(The input):

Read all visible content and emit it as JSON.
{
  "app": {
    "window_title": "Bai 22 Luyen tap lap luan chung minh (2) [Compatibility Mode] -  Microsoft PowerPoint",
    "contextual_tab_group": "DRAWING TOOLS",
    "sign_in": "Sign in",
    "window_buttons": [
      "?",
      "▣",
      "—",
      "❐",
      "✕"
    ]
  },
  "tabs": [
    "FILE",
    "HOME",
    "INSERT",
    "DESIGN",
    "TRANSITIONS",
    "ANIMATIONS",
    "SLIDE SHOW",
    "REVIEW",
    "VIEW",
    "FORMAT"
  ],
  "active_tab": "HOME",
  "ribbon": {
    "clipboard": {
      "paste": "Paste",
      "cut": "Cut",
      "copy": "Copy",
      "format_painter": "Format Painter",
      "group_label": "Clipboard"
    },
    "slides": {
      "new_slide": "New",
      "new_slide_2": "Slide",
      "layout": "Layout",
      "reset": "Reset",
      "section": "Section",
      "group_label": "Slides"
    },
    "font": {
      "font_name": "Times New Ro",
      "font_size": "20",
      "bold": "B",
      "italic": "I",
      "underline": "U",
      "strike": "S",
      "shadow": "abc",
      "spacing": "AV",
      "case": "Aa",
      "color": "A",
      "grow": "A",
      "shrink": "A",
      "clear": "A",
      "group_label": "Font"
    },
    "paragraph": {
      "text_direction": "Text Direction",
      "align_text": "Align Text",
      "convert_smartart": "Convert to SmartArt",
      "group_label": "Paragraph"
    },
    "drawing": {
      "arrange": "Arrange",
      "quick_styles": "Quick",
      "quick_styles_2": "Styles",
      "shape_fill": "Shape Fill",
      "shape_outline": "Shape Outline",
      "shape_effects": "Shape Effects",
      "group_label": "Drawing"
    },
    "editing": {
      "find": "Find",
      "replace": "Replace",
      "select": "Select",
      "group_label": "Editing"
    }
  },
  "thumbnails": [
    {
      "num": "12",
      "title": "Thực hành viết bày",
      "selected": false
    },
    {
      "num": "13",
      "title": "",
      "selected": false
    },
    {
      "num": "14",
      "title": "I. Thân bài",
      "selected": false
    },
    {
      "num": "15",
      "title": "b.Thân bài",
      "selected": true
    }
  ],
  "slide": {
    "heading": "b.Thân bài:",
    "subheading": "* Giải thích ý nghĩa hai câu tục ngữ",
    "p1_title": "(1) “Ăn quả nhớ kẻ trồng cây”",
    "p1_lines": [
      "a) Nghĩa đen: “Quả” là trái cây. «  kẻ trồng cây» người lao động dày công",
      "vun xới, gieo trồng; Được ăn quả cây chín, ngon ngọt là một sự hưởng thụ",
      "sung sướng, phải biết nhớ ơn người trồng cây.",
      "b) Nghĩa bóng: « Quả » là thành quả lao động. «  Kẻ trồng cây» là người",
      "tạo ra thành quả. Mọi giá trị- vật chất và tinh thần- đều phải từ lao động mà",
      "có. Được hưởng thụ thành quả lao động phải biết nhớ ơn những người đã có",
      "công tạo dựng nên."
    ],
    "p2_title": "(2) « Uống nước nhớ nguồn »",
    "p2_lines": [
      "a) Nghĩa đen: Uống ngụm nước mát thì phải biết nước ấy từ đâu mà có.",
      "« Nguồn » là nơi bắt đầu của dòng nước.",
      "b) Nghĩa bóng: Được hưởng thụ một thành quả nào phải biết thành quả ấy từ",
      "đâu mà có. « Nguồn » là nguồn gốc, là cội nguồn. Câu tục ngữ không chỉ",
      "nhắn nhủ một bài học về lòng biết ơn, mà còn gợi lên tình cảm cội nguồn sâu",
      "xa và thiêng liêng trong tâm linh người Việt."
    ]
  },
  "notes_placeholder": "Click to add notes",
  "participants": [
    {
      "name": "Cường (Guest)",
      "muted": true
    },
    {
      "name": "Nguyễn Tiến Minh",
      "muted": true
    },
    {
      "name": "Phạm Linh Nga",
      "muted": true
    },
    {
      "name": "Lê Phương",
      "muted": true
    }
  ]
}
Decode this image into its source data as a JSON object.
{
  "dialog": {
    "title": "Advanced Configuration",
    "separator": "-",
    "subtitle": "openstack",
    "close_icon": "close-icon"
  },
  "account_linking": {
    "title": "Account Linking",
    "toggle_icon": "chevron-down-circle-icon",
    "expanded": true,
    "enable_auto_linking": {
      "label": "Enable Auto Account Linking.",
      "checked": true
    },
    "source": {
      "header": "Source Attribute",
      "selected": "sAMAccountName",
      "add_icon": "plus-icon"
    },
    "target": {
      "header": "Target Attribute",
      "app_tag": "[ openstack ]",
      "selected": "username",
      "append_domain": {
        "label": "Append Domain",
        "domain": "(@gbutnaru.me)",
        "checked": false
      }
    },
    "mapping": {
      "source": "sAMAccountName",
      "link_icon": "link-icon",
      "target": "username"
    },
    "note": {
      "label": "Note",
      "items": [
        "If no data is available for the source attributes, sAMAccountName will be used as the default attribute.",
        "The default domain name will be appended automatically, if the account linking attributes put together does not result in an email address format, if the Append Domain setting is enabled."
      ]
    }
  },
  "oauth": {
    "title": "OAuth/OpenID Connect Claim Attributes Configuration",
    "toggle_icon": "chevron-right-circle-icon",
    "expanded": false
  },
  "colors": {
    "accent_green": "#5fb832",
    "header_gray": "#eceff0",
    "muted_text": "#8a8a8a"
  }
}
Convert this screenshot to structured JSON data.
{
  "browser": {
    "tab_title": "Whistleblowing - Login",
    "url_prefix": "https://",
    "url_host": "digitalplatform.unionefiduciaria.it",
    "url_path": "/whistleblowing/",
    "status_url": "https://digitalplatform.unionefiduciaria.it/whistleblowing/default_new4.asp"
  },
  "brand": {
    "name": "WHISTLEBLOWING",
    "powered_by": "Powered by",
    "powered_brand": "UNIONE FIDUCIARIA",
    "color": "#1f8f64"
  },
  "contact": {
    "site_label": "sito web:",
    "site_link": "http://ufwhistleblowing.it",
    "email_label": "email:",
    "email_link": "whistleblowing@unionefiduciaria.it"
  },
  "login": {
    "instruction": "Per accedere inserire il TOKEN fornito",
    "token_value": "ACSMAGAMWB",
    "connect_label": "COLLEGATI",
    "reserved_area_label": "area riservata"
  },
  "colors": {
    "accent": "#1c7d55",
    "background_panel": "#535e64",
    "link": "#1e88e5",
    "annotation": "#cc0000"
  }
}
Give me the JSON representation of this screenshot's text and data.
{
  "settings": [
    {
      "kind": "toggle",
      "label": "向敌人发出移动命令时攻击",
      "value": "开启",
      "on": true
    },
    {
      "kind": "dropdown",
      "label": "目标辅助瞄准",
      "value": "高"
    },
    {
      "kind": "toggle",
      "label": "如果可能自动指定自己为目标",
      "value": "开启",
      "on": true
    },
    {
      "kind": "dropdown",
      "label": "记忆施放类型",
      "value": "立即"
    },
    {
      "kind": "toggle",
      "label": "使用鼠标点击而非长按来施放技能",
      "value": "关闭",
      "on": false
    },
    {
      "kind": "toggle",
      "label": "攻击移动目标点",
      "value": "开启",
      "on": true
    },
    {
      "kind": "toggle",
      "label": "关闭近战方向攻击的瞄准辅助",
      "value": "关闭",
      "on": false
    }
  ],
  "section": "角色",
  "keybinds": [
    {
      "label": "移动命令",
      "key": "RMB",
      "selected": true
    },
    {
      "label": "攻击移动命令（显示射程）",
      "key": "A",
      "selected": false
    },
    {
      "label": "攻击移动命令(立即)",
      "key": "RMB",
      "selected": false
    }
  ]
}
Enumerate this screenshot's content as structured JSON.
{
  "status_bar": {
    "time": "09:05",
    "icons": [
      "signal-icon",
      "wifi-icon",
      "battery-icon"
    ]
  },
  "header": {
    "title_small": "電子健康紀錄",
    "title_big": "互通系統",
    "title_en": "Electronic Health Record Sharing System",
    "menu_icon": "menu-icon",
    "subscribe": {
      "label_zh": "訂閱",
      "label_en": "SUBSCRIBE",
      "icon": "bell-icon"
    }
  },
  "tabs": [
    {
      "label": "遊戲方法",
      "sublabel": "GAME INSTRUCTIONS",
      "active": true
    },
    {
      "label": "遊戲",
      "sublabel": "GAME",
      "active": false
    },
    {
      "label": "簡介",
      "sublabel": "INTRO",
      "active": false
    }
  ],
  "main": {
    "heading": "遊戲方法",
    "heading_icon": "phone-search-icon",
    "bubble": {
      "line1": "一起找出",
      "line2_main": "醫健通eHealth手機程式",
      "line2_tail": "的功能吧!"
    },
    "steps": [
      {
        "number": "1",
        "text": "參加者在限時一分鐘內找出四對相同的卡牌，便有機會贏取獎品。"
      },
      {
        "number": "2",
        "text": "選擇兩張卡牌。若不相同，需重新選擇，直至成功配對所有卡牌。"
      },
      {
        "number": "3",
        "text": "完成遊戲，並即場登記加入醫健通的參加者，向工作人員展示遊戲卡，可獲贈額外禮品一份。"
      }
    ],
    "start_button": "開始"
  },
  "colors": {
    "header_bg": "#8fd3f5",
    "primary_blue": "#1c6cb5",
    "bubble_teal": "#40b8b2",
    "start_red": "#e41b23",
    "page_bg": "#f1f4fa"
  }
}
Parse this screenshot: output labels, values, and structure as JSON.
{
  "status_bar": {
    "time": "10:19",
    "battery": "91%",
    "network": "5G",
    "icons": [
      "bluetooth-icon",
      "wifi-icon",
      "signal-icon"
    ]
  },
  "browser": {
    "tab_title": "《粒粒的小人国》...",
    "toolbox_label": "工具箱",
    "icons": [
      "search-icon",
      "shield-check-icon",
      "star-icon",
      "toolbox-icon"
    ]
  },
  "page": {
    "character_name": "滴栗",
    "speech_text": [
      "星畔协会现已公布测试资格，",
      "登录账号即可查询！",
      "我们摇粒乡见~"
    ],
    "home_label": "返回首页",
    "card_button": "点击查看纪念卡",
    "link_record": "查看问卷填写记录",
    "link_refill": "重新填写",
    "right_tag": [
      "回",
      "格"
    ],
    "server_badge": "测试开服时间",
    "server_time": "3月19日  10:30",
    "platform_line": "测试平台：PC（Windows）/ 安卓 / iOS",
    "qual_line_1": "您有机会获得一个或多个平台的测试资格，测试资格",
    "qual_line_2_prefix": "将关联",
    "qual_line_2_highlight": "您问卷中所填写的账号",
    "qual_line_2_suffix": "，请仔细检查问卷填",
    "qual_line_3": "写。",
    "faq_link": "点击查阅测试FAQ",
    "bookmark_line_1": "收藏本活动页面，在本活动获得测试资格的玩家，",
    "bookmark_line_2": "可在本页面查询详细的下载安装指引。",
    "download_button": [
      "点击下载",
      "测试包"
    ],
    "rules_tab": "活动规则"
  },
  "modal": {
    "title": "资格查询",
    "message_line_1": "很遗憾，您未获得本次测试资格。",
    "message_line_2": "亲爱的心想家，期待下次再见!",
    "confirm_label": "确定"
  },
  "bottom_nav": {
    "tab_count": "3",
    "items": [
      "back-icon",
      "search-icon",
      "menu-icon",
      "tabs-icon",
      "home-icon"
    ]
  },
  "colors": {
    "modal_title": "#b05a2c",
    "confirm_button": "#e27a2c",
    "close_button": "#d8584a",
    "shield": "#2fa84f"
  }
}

(Work to do): Copy out all lines that carry the word "trồng".

(Finished answer):
    "p1_title": "(1) “Ăn quả nhớ kẻ trồng cây”",
      "a) Nghĩa đen: “Quả” là trái cây. «  kẻ trồng cây» người lao động dày công",
      "vun xới, gieo trồng; Được ăn quả cây chín, ngon ngọt là một sự hưởng thụ",
      "sung sướng, phải biết nhớ ơn người trồng cây.",
      "b) Nghĩa bóng: « Quả » là thành quả lao động. «  Kẻ trồng cây» là người",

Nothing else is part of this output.